### Task instructions
Reproduce the records exactly.

-*-*-

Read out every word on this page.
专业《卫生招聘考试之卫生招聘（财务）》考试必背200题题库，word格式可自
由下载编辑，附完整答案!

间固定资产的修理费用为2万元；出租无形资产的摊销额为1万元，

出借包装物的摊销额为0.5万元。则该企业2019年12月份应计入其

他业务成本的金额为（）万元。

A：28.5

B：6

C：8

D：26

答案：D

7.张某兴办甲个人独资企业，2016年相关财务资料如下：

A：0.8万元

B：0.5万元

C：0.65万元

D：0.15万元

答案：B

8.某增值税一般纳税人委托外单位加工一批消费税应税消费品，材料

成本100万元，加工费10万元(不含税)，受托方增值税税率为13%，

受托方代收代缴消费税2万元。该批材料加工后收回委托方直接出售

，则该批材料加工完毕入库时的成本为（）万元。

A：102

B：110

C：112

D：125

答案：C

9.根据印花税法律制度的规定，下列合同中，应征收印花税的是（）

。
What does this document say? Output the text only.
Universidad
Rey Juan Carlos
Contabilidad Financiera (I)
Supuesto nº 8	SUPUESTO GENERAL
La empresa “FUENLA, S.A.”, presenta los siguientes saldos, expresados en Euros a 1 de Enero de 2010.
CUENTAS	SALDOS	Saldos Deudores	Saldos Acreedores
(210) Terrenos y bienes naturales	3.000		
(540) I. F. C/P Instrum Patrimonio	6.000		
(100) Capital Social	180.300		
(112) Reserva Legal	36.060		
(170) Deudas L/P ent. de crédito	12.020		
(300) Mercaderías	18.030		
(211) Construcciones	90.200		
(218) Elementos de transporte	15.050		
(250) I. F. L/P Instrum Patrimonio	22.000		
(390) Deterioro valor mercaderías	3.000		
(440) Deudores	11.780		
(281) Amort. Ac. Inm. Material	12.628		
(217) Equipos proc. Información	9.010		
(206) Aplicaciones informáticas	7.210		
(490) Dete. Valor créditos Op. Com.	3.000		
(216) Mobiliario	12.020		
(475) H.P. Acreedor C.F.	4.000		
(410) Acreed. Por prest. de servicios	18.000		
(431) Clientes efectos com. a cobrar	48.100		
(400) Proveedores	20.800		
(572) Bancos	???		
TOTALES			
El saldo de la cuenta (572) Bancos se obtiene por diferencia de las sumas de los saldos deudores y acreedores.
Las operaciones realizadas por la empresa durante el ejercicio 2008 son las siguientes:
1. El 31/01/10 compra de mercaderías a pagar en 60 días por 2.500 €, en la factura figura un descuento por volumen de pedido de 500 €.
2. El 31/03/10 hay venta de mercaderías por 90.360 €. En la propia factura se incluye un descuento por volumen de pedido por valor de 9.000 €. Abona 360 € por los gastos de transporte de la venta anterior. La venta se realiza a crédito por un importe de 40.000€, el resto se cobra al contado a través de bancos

-*-*-

### Solution to the problem
Read out every word on this page.
专业《卫生招聘考试之卫生招聘（财务）》考试必背200题题库，word格式可自
由下载编辑，附完整答案!

间固定资产的修理费用为2万元；出租无形资产的摊销额为1万元，

出借包装物的摊销额为0.5万元。则该企业2019年12月份应计入其

他业务成本的金额为（）万元。

A：28.5

B：6

C：8

D：26

答案：D

7.张某兴办甲个人独资企业，2016年相关财务资料如下：

A：0.8万元

B：0.5万元

C：0.65万元

D：0.15万元

答案：B

8.某增值税一般纳税人委托外单位加工一批消费税应税消费品，材料

成本100万元，加工费10万元(不含税)，受托方增值税税率为13%，

受托方代收代缴消费税2万元。该批材料加工后收回委托方直接出售

，则该批材料加工完毕入库时的成本为（）万元。

A：102

B：110

C：112

D：125

答案：C

9.根据印花税法律制度的规定，下列合同中，应征收印花税的是（）

。
What does this document say? Output the text only.
Universidad
Rey Juan Carlos
Contabilidad Financiera (I)
Supuesto nº 8	SUPUESTO GENERAL
La empresa “FUENLA, S.A.”, presenta los siguientes saldos, expresados en Euros a 1 de Enero de 2010.
CUENTAS	SALDOS	Saldos Deudores	Saldos Acreedores
(210) Terrenos y bienes naturales	3.000		
(540) I. F. C/P Instrum Patrimonio	6.000		
(100) Capital Social	180.300		
(112) Reserva Legal	36.060		
(170) Deudas L/P ent. de crédito	12.020		
(300) Mercaderías	18.030		
(211) Construcciones	90.200		
(218) Elementos de transporte	15.050		
(250) I. F. L/P Instrum Patrimonio	22.000		
(390) Deterioro valor mercaderías	3.000		
(440) Deudores	11.780		
(281) Amort. Ac. Inm. Material	12.628		
(217) Equipos proc. Información	9.010		
(206) Aplicaciones informáticas	7.210		
(490) Dete. Valor créditos Op. Com.	3.000		
(216) Mobiliario	12.020		
(475) H.P. Acreedor C.F.	4.000		
(410) Acreed. Por prest. de servicios	18.000		
(431) Clientes efectos com. a cobrar	48.100		
(400) Proveedores	20.800		
(572) Bancos	???		
TOTALES			
El saldo de la cuenta (572) Bancos se obtiene por diferencia de las sumas de los saldos deudores y acreedores.
Las operaciones realizadas por la empresa durante el ejercicio 2008 son las siguientes:
1. El 31/01/10 compra de mercaderías a pagar en 60 días por 2.500 €, en la factura figura un descuento por volumen de pedido de 500 €.
2. El 31/03/10 hay venta de mercaderías por 90.360 €. En la propia factura se incluye un descuento por volumen de pedido por valor de 9.000 €. Abona 360 € por los gastos de transporte de la venta anterior. La venta se realiza a crédito por un importe de 40.000€, el resto se cobra al contado a través de bancos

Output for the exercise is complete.